Copy out every line of the records below word for word, leaving out the pictures.

----- GIVEN INFORMATION

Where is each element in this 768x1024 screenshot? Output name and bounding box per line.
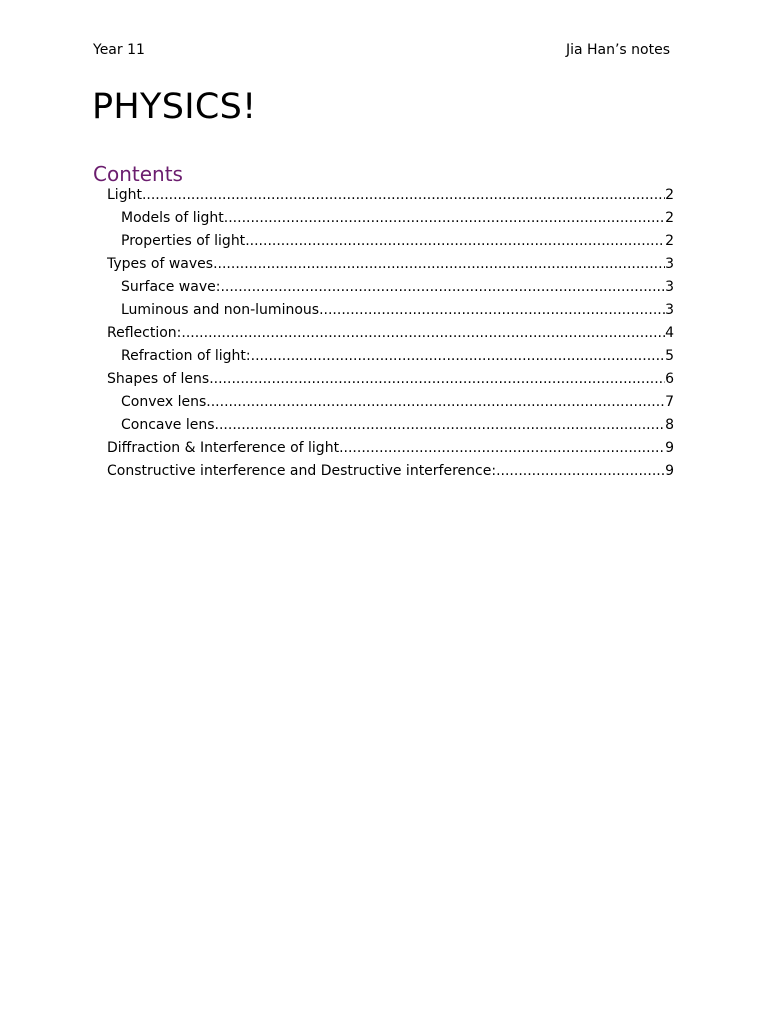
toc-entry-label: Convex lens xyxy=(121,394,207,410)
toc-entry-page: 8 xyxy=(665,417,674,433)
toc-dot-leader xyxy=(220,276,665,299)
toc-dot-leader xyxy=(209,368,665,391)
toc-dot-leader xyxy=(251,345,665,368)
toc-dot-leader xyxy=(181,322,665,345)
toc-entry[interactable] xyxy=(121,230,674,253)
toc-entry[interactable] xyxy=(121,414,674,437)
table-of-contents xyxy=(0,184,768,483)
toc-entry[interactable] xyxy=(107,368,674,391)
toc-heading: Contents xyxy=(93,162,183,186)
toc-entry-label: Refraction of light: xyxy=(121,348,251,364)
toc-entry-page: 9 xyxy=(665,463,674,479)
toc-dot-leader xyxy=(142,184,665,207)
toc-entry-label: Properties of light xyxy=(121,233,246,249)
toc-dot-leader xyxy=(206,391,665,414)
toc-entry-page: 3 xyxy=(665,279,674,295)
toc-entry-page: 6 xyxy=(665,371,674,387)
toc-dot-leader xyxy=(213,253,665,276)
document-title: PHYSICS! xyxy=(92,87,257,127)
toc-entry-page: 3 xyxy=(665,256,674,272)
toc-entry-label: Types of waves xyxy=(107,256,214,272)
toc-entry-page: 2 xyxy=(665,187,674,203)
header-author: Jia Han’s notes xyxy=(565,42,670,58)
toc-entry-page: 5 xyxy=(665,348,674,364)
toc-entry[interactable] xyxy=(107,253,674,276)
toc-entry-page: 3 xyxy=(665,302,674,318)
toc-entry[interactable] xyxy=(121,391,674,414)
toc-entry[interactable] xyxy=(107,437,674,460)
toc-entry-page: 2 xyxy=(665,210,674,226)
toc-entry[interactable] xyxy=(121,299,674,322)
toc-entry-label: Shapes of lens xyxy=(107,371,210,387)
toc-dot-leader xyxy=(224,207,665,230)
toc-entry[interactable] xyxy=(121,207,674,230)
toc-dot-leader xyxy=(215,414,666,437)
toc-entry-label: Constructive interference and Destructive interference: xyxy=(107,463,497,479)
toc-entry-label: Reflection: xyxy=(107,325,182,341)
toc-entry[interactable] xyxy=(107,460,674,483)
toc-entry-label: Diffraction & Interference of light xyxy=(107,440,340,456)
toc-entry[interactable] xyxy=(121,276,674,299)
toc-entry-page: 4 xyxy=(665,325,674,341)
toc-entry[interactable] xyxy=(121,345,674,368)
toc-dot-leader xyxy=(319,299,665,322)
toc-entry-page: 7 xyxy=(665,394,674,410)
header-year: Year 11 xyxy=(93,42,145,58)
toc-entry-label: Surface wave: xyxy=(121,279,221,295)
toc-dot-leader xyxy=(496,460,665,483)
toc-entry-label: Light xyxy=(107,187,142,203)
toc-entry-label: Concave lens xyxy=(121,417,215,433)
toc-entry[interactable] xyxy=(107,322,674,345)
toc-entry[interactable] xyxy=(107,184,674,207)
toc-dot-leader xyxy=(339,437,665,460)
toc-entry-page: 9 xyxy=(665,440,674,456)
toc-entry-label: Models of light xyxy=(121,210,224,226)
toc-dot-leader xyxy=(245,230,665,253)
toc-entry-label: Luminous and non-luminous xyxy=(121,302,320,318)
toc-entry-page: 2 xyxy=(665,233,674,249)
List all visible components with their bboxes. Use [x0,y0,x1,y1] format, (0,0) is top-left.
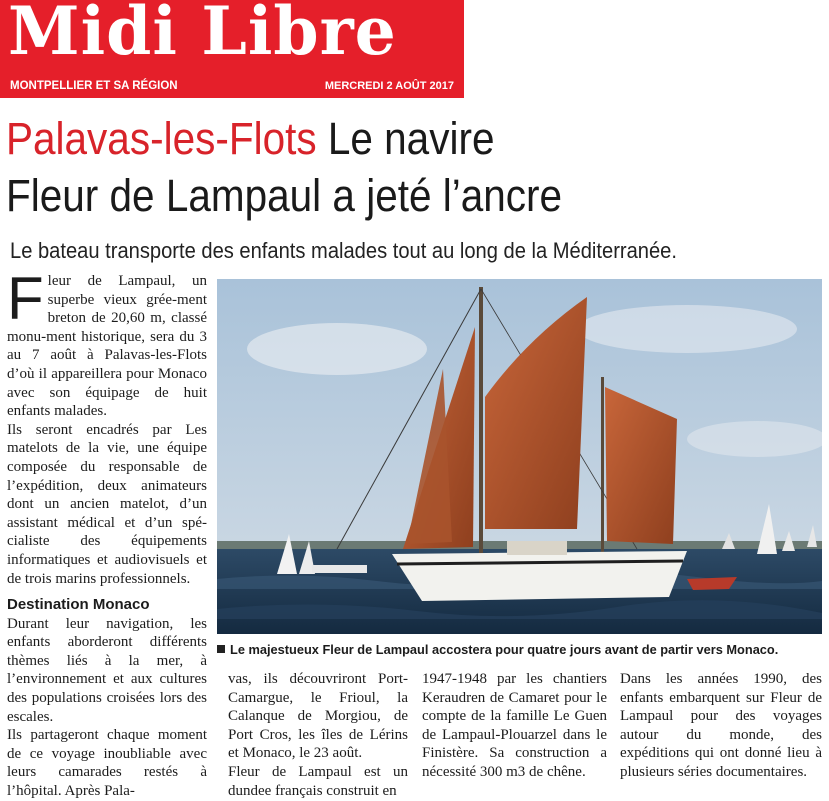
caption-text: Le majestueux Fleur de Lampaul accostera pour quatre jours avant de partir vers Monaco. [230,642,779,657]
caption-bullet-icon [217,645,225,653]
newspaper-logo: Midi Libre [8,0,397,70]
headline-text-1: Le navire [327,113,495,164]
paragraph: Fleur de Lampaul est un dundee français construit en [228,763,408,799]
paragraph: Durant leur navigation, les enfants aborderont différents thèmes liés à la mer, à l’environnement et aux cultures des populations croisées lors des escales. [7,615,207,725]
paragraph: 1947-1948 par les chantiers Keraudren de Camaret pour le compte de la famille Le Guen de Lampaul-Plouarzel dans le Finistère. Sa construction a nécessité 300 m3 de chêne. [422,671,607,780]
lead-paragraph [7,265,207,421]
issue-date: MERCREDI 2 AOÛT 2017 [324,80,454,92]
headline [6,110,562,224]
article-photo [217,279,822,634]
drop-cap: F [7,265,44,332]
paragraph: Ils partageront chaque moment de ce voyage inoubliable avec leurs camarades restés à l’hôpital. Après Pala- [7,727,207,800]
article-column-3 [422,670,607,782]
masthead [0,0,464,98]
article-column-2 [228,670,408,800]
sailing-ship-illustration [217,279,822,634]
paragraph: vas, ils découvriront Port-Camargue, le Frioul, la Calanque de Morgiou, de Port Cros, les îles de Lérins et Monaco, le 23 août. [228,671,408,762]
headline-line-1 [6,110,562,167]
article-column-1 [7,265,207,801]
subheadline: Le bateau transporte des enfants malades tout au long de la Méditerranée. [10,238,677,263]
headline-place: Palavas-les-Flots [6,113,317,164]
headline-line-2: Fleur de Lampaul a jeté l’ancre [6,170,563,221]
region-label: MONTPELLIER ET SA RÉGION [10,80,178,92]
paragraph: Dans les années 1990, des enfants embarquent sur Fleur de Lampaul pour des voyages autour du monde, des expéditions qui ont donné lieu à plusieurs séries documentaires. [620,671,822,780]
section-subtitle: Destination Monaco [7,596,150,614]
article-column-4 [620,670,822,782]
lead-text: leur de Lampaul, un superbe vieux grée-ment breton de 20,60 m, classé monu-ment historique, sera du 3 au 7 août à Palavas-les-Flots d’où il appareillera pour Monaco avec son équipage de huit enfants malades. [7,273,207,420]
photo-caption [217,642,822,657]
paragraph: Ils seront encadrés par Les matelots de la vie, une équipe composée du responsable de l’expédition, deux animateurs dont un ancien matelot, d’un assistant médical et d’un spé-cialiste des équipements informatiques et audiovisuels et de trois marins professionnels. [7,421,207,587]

----------

FINAL RESULT →
Where is each element in this 768x1024 screenshot? Output name and bounding box per line.
toc-entry-label: Convex lens xyxy=(121,394,207,410)
toc-entry-page: 8 xyxy=(665,417,674,433)
toc-dot-leader xyxy=(220,276,665,299)
toc-dot-leader xyxy=(209,368,665,391)
toc-dot-leader xyxy=(251,345,665,368)
toc-dot-leader xyxy=(181,322,665,345)
toc-entry[interactable] xyxy=(121,230,674,253)
toc-entry[interactable] xyxy=(121,414,674,437)
table-of-contents xyxy=(0,184,768,483)
toc-entry[interactable] xyxy=(107,368,674,391)
toc-heading: Contents xyxy=(93,162,183,186)
toc-entry-label: Refraction of light: xyxy=(121,348,251,364)
toc-entry-page: 9 xyxy=(665,463,674,479)
toc-dot-leader xyxy=(142,184,665,207)
toc-entry-label: Properties of light xyxy=(121,233,246,249)
toc-dot-leader xyxy=(206,391,665,414)
toc-entry-page: 3 xyxy=(665,279,674,295)
toc-entry-page: 6 xyxy=(665,371,674,387)
toc-dot-leader xyxy=(213,253,665,276)
document-title: PHYSICS! xyxy=(92,87,257,127)
toc-entry-page: 3 xyxy=(665,256,674,272)
toc-entry-label: Types of waves xyxy=(107,256,214,272)
toc-entry-page: 2 xyxy=(665,187,674,203)
header-author: Jia Han’s notes xyxy=(565,42,670,58)
toc-entry-page: 5 xyxy=(665,348,674,364)
toc-entry[interactable] xyxy=(107,253,674,276)
toc-entry-page: 3 xyxy=(665,302,674,318)
toc-entry[interactable] xyxy=(121,391,674,414)
toc-entry[interactable] xyxy=(107,437,674,460)
toc-entry-page: 2 xyxy=(665,210,674,226)
toc-entry[interactable] xyxy=(121,299,674,322)
toc-entry-label: Shapes of lens xyxy=(107,371,210,387)
toc-dot-leader xyxy=(224,207,665,230)
toc-entry[interactable] xyxy=(121,207,674,230)
toc-dot-leader xyxy=(215,414,666,437)
toc-entry-label: Constructive interference and Destructive interference: xyxy=(107,463,497,479)
toc-entry-label: Reflection: xyxy=(107,325,182,341)
toc-entry[interactable] xyxy=(107,460,674,483)
toc-entry-label: Diffraction & Interference of light xyxy=(107,440,340,456)
toc-entry[interactable] xyxy=(121,276,674,299)
toc-entry-page: 4 xyxy=(665,325,674,341)
toc-entry[interactable] xyxy=(121,345,674,368)
toc-dot-leader xyxy=(319,299,665,322)
toc-entry-page: 7 xyxy=(665,394,674,410)
header-year: Year 11 xyxy=(93,42,145,58)
toc-entry-label: Surface wave: xyxy=(121,279,221,295)
toc-dot-leader xyxy=(496,460,665,483)
toc-entry-label: Light xyxy=(107,187,142,203)
toc-entry-label: Concave lens xyxy=(121,417,215,433)
toc-entry[interactable] xyxy=(107,322,674,345)
toc-entry[interactable] xyxy=(107,184,674,207)
toc-dot-leader xyxy=(339,437,665,460)
toc-entry-page: 9 xyxy=(665,440,674,456)
toc-entry-label: Models of light xyxy=(121,210,224,226)
toc-dot-leader xyxy=(245,230,665,253)
toc-entry-label: Luminous and non-luminous xyxy=(121,302,320,318)
toc-entry-page: 2 xyxy=(665,233,674,249)
List all visible components with their bboxes. Use [x0,y0,x1,y1] format, (0,0) is top-left.
caption-text: Le majestueux Fleur de Lampaul accostera pour quatre jours avant de partir vers Monaco. [230,642,779,657]
caption-bullet-icon [217,645,225,653]
newspaper-logo: Midi Libre [8,0,397,70]
headline-text-1: Le navire [327,113,495,164]
paragraph: Fleur de Lampaul est un dundee français construit en [228,763,408,799]
paragraph: Durant leur navigation, les enfants aborderont différents thèmes liés à la mer, à l’environnement et aux cultures des populations croisées lors des escales. [7,615,207,725]
paragraph: 1947-1948 par les chantiers Keraudren de Camaret pour le compte de la famille Le Guen de Lampaul-Plouarzel dans le Finistère. Sa construction a nécessité 300 m3 de chêne. [422,671,607,780]
lead-paragraph [7,265,207,421]
issue-date: MERCREDI 2 AOÛT 2017 [324,80,454,92]
headline [6,110,562,224]
article-photo [217,279,822,634]
drop-cap: F [7,265,44,332]
paragraph: Ils partageront chaque moment de ce voyage inoubliable avec leurs camarades restés à l’hôpital. Après Pala- [7,727,207,800]
article-column-3 [422,670,607,782]
masthead [0,0,464,98]
article-column-2 [228,670,408,800]
sailing-ship-illustration [217,279,822,634]
paragraph: vas, ils découvriront Port-Camargue, le Frioul, la Calanque de Morgiou, de Port Cros, les îles de Lérins et Monaco, le 23 août. [228,671,408,762]
headline-line-1 [6,110,562,167]
article-column-1 [7,265,207,801]
subheadline: Le bateau transporte des enfants malades tout au long de la Méditerranée. [10,238,677,263]
headline-place: Palavas-les-Flots [6,113,317,164]
headline-line-2: Fleur de Lampaul a jeté l’ancre [6,170,563,221]
region-label: MONTPELLIER ET SA RÉGION [10,80,178,92]
paragraph: Dans les années 1990, des enfants embarquent sur Fleur de Lampaul pour des voyages autour du monde, des expéditions qui ont donné lieu à plusieurs séries documentaires. [620,671,822,780]
section-subtitle: Destination Monaco [7,596,150,614]
article-column-4 [620,670,822,782]
lead-text: leur de Lampaul, un superbe vieux grée-ment breton de 20,60 m, classé monu-ment historique, sera du 3 au 7 août à Palavas-les-Flots d’où il appareillera pour Monaco avec son équipage de huit enfants malades. [7,273,207,420]
photo-caption [217,642,822,657]
paragraph: Ils seront encadrés par Les matelots de la vie, une équipe composée du responsable de l’expédition, deux animateurs dont un ancien matelot, d’un assistant médical et d’un spé-cialiste des équipements informatiques et audiovisuels et de trois marins professionnels. [7,421,207,587]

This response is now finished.